REQUIRED ACTIONS:
• a. Return everything in the discussion about HTML in Atom feeds from "It seems like you can actually" down to "must be!). :-)", copied word for word.
• b. In the discussion about HTML in Atom feeds, what tool for converting DTD to XML Schema is mentioned, and where was it found?
• c. In the discussion about HTML in Atom feeds, why does one participant think it doesn't matter what HTML is placed inside CDATA?

TEXT EXCERPT:
- Opening Delimiter -

By the way, XML:Namespace are XSLT-Programmers Hell ;]
I agree with Matt that an HTML fragment is anything inside BODY
. But this should of course be explicitly stated in the specification. Now, the Atom CONTENT
element is far from perfect, and discussion is ongoing to polish it more. Hence, we don't yet know what kind of content you may or may not squeeze into it. Maybe only XHTML will be allowed. Who knows.
But when we settle for something, we should specify that "something" very thoroughly. I hope you will be a watchdog on this area, Anne, so we don't end up in a similar mess RSS is in at the moment. :-)
The problem isn't that HTML is allowed Crhis, the problem is that it isn't defined what elements are allowed. Specifications should define things in much more detail and should not assume that people know what is meant.
The way I think of it is this (and I could be naive here): CDATA is defined as "not part of the XML document, but character data such as HTML". Therefore, it doesn't matter what the CDATA HTML is. What relevance does the actual tags used have to do with the XML? They are not part of the structure.
CDATA allows anything to go in, safe in the knowledge that (at least in theory) the XML parser will not parse the CDATA content. Browsers displaying it as a web page is something of a kludge.
I personally think that the CDATA
method is very ugly. And it would be nice to be able to validate (yes, here I'm going again) the (X)HTML like normal using XML Schema (more about that later). Why can't we rather combine namespaces (yes, I came to other insights) with XHTML inside a feed and use that inside the content
element?
Ben: It also took me quite some time to figure out the business with XML namespaces in XSLT. The problem is that online tutorials don't seem to talk about that.. they all assume that your source document (that calls the stylesheet) are not using namespaces. But at least when you figure it out it's not so bad (in my opinion). Is this the same problem you were having?
It seems like you can actually validate a document with multiple namespaces, like importing into the DTD (thanks Ben) and also by using XML Schema. I haven't had the time to try it out myself yet, but it seems like you can use xs:schemaLocation
(where the xs
is the handle for the XML Schema namespace). Does anybody have any experience with this?
The only problem with the schemaLocation
method is that it doesn't seem like there is currently a XML schema definition file set up for XHTML 1.1 One would probably have to set up one's own schema for XHTML if one is really that desperate to validate. I did find a tool though to convert DTD to XML Schema called "dtd2xs" at Lumrix. If that works it should be no problem.
And sorry about my obsession with validation, I'm selfadmittedly a heavy perfectionist. Please excuse me if I'm irritating you with this by now (I must be!). :-)

- Closing Delimiter -

[Document layout analysis data]
- Opening Delimiter -

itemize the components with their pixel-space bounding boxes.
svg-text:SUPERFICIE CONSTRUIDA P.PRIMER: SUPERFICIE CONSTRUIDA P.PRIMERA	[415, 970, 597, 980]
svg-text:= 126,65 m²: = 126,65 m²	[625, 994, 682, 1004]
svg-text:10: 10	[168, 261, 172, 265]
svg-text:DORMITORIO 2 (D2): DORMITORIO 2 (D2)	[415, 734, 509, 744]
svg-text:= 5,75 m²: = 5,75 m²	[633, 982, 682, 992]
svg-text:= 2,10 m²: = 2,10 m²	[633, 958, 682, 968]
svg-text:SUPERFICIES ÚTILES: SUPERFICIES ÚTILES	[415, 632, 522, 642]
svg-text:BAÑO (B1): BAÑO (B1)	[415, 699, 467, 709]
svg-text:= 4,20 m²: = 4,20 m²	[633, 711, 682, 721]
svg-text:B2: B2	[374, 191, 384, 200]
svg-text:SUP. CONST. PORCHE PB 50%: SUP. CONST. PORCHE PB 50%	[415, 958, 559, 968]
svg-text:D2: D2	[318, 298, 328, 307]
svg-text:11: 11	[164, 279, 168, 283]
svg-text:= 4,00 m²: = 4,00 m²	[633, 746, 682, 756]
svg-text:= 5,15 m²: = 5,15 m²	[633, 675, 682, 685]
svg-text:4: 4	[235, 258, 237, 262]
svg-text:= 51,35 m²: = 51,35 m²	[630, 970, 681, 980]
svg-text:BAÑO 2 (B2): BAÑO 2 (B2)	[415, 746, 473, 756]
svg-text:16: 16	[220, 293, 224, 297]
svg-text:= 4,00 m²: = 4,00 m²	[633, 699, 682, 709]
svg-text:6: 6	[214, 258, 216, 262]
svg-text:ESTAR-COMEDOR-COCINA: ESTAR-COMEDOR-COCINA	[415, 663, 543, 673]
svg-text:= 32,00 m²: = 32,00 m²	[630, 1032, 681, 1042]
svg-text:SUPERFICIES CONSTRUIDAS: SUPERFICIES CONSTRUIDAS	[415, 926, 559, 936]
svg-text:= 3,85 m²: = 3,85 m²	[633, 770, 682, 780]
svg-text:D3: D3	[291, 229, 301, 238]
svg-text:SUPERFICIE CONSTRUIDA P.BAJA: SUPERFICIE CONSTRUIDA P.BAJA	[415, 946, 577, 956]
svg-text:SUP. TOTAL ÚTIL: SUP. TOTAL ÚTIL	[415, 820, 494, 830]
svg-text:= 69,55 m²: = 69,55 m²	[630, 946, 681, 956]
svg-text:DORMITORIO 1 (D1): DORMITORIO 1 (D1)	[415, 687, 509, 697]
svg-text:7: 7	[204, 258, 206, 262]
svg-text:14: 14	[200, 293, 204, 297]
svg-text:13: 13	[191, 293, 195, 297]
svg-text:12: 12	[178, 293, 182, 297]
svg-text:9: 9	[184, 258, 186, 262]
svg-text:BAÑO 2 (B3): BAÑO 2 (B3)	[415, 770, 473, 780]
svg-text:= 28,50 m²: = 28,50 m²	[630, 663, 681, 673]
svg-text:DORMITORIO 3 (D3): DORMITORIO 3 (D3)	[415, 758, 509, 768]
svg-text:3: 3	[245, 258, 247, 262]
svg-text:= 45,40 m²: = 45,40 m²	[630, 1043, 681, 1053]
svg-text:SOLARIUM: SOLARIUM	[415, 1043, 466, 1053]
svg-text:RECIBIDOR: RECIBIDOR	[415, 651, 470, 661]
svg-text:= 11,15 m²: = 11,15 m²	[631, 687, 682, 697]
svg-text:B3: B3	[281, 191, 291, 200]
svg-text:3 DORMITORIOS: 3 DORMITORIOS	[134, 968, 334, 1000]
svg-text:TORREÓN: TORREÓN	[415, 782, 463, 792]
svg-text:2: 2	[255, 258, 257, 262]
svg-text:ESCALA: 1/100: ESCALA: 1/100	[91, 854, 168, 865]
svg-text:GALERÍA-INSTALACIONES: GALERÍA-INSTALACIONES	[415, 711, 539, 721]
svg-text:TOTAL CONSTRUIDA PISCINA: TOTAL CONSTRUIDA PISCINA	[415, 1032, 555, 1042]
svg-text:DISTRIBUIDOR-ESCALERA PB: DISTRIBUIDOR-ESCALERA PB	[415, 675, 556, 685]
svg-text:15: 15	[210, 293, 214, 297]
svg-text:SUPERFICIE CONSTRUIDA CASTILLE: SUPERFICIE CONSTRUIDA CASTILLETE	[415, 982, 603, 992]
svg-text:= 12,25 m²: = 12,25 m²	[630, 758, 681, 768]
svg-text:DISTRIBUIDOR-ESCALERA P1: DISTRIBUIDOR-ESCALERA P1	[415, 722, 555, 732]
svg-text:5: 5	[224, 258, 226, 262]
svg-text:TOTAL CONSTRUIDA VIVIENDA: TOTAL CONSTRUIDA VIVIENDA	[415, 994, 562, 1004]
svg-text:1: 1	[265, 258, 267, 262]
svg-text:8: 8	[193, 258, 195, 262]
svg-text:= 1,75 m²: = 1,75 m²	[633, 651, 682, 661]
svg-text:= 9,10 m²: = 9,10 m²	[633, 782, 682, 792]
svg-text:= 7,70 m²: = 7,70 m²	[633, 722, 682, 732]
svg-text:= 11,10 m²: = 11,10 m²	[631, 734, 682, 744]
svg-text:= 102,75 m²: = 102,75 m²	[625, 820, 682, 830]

- Closing Delimiter -

RESULTS BY TASK:
• a.
It seems like you can actually validate a document with multiple namespaces, like importing into the DTD (thanks Ben) and also by using XML Schema. I haven't had the time to try it out myself yet, but it seems like you can use xs:schemaLocation
(where the xs
is the handle for the XML Schema namespace). Does anybody have any experience with this?
The only problem with the schemaLocation
method is that it doesn't seem like there is currently a XML schema definition file set up for XHTML 1.1 One would probably have to set up one's own schema for XHTML if one is really that desperate to validate. I did find a tool though to convert DTD to XML Schema called "dtd2xs" at Lumrix. If that works it should be no problem.
And sorry about my obsession with validation, I'm selfadmittedly a heavy perfectionist. Please excuse me if I'm irritating you with this by now (I must be!). :-)

• b. A tool called "dtd2xs," found at Lumrix.

• c. CDATA is defined as "not part of the XML document, but character data such as HTML." So the tags inside it are not part of the XML structure and have no relevance to the XML.